▸ **SET PROBLEM**: Filter the listing and keep only the lines with the word "name".

▸ **SUPPLIED MATERIAL**:
********
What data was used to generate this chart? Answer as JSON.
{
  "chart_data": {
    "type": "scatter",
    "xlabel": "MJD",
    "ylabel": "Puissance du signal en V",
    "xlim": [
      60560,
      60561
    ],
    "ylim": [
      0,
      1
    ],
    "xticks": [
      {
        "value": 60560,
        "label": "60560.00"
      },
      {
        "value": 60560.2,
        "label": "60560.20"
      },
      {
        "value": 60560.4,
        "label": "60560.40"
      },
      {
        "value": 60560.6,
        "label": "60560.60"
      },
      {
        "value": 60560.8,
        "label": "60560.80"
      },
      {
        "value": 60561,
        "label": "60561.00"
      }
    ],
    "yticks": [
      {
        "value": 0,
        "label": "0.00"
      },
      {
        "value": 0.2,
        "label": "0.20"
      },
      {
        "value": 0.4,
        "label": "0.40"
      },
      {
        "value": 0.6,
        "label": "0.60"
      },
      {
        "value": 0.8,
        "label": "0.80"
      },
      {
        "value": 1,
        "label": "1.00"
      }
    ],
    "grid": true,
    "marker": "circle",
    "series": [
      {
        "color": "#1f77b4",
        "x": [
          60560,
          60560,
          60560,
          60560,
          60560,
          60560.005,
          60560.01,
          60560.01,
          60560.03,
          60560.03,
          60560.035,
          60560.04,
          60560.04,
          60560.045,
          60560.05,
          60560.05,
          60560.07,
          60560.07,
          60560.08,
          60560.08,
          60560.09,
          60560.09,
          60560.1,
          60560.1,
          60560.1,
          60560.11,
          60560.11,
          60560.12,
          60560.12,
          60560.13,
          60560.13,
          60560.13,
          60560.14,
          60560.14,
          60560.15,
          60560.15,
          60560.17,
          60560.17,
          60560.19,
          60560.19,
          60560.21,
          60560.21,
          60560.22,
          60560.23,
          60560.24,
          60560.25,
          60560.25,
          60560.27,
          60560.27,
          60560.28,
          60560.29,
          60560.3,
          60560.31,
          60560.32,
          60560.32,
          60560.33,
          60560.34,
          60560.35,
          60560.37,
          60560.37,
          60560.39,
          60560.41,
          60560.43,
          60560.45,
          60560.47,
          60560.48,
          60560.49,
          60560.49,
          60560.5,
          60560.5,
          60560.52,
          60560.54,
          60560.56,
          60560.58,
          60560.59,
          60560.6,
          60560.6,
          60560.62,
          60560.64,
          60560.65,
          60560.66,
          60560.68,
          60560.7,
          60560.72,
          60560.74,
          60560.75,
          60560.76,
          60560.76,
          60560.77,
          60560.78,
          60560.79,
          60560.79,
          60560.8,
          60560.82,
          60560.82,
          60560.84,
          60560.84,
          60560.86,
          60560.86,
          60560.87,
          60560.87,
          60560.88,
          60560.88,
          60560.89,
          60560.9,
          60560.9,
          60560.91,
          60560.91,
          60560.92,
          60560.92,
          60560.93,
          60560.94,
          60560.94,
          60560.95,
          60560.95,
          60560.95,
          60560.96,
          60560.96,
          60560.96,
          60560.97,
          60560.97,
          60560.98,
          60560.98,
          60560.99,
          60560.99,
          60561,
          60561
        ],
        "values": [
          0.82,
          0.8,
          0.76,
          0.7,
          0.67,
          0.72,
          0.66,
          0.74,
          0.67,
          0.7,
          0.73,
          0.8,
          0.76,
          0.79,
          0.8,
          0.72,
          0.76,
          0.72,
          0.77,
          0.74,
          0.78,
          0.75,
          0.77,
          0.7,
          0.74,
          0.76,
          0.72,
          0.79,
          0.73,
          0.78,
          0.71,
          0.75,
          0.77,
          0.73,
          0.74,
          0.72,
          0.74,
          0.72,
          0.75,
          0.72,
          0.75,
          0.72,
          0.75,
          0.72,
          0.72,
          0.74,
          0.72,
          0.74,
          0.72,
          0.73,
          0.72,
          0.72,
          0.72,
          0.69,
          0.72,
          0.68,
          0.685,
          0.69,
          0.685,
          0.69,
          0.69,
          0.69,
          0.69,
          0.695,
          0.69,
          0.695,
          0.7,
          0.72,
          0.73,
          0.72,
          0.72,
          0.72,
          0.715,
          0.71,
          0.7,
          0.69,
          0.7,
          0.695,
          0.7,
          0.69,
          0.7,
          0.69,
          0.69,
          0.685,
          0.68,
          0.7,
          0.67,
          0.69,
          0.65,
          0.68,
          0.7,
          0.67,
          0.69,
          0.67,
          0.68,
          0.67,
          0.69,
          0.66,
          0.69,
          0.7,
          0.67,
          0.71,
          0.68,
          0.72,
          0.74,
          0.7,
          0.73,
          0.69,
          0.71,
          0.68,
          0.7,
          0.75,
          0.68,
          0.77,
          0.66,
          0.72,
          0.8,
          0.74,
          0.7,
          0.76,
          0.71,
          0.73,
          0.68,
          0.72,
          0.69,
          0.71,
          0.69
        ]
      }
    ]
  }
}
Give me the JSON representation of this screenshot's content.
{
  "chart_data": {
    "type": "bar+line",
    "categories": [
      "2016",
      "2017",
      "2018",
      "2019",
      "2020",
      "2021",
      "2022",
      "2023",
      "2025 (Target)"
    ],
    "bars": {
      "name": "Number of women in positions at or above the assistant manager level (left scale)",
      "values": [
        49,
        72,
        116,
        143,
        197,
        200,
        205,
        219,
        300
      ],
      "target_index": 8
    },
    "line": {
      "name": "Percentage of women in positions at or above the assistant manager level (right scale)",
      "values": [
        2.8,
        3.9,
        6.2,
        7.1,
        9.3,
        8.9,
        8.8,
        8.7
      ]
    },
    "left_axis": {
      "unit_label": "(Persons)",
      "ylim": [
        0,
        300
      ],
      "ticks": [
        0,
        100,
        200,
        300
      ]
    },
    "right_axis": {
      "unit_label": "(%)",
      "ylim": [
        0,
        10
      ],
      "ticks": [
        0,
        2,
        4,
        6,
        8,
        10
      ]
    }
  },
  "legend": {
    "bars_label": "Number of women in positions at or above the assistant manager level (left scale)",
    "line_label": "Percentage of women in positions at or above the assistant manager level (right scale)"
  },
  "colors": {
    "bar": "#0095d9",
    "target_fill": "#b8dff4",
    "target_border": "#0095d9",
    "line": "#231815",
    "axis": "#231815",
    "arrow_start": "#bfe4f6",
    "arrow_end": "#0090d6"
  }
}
********
▸ **PROBLEM SOLUTION**:
      "name": "Number of women in positions at or above the assistant manager level (left scale)",
      "name": "Percentage of women in positions at or above the assistant manager level (right scale)",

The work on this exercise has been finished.